### Task objective
Search the records for "this" and copy each line that holds it.

### Data excerpts
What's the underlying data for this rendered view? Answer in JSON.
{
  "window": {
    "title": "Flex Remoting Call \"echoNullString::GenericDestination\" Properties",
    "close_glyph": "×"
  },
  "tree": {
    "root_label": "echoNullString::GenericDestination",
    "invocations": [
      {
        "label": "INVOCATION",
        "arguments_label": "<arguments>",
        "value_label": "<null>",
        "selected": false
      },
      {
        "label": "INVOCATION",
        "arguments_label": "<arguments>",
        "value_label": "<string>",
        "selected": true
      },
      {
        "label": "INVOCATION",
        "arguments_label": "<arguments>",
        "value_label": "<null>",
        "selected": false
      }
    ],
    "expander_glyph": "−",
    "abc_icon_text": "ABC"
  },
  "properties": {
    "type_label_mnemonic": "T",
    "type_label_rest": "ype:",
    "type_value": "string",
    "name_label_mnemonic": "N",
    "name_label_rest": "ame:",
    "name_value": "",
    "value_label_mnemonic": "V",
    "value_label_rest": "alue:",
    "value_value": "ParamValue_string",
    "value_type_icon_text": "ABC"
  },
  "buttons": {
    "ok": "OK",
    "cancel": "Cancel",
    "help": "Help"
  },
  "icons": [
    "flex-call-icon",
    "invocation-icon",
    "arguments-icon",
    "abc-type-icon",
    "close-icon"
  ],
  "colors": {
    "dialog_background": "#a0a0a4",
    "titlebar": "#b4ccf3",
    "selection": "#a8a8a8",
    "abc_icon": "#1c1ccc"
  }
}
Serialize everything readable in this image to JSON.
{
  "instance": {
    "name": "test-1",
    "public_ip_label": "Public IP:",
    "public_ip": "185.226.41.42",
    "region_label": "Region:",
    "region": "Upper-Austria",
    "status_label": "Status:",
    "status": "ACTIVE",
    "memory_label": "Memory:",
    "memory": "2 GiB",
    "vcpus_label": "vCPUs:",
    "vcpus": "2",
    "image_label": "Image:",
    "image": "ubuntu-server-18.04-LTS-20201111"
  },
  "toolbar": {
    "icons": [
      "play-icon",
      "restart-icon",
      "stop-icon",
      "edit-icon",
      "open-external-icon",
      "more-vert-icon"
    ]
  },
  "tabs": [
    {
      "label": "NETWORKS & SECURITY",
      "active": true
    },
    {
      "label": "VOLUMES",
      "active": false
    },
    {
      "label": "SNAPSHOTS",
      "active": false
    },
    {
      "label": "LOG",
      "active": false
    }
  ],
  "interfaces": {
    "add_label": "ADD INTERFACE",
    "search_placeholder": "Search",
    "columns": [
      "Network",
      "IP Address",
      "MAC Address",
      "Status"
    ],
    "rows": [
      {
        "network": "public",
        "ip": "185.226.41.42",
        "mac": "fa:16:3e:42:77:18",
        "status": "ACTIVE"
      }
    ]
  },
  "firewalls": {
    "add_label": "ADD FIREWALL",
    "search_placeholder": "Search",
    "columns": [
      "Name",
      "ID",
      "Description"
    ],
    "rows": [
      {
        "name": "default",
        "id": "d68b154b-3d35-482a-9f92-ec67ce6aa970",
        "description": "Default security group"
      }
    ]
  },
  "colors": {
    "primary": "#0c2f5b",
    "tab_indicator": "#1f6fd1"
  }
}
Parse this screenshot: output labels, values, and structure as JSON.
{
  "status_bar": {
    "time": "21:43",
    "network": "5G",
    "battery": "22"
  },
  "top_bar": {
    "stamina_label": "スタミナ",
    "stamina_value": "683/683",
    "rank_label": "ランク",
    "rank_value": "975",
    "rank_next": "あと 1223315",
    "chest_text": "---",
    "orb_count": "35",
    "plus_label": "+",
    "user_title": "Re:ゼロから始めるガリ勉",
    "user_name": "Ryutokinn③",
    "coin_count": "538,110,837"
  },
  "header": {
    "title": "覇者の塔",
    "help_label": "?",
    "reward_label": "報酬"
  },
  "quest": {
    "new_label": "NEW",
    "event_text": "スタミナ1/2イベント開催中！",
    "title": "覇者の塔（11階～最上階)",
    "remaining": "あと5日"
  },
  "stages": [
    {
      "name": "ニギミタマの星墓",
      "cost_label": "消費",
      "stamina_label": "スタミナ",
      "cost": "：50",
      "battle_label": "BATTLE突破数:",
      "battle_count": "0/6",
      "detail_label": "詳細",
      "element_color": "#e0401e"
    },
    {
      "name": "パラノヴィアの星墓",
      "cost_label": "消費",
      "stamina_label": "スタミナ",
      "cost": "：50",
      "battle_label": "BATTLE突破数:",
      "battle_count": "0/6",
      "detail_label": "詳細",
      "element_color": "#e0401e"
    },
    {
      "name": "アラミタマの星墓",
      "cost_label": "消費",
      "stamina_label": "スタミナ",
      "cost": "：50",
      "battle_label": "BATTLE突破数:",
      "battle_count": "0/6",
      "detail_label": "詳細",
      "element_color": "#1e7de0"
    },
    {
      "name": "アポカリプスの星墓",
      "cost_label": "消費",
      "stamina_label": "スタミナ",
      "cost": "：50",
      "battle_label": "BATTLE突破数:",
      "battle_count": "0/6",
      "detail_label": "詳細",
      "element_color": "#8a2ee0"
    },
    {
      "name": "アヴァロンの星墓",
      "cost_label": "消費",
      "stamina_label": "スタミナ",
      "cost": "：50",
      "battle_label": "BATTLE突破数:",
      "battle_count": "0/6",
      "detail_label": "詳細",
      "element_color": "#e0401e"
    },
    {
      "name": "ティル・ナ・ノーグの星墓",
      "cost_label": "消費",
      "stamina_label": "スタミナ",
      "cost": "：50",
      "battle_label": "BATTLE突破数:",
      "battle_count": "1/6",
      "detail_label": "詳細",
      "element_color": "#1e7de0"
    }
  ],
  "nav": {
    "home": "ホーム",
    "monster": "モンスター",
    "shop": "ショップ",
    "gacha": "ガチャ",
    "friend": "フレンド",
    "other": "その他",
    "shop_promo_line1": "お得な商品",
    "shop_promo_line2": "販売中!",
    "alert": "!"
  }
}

### Answer to the exercise
What's the underlying data for this rendered view? Answer in JSON.
Serialize everything readable in this image to JSON.
Parse this screenshot: output labels, values, and structure as JSON.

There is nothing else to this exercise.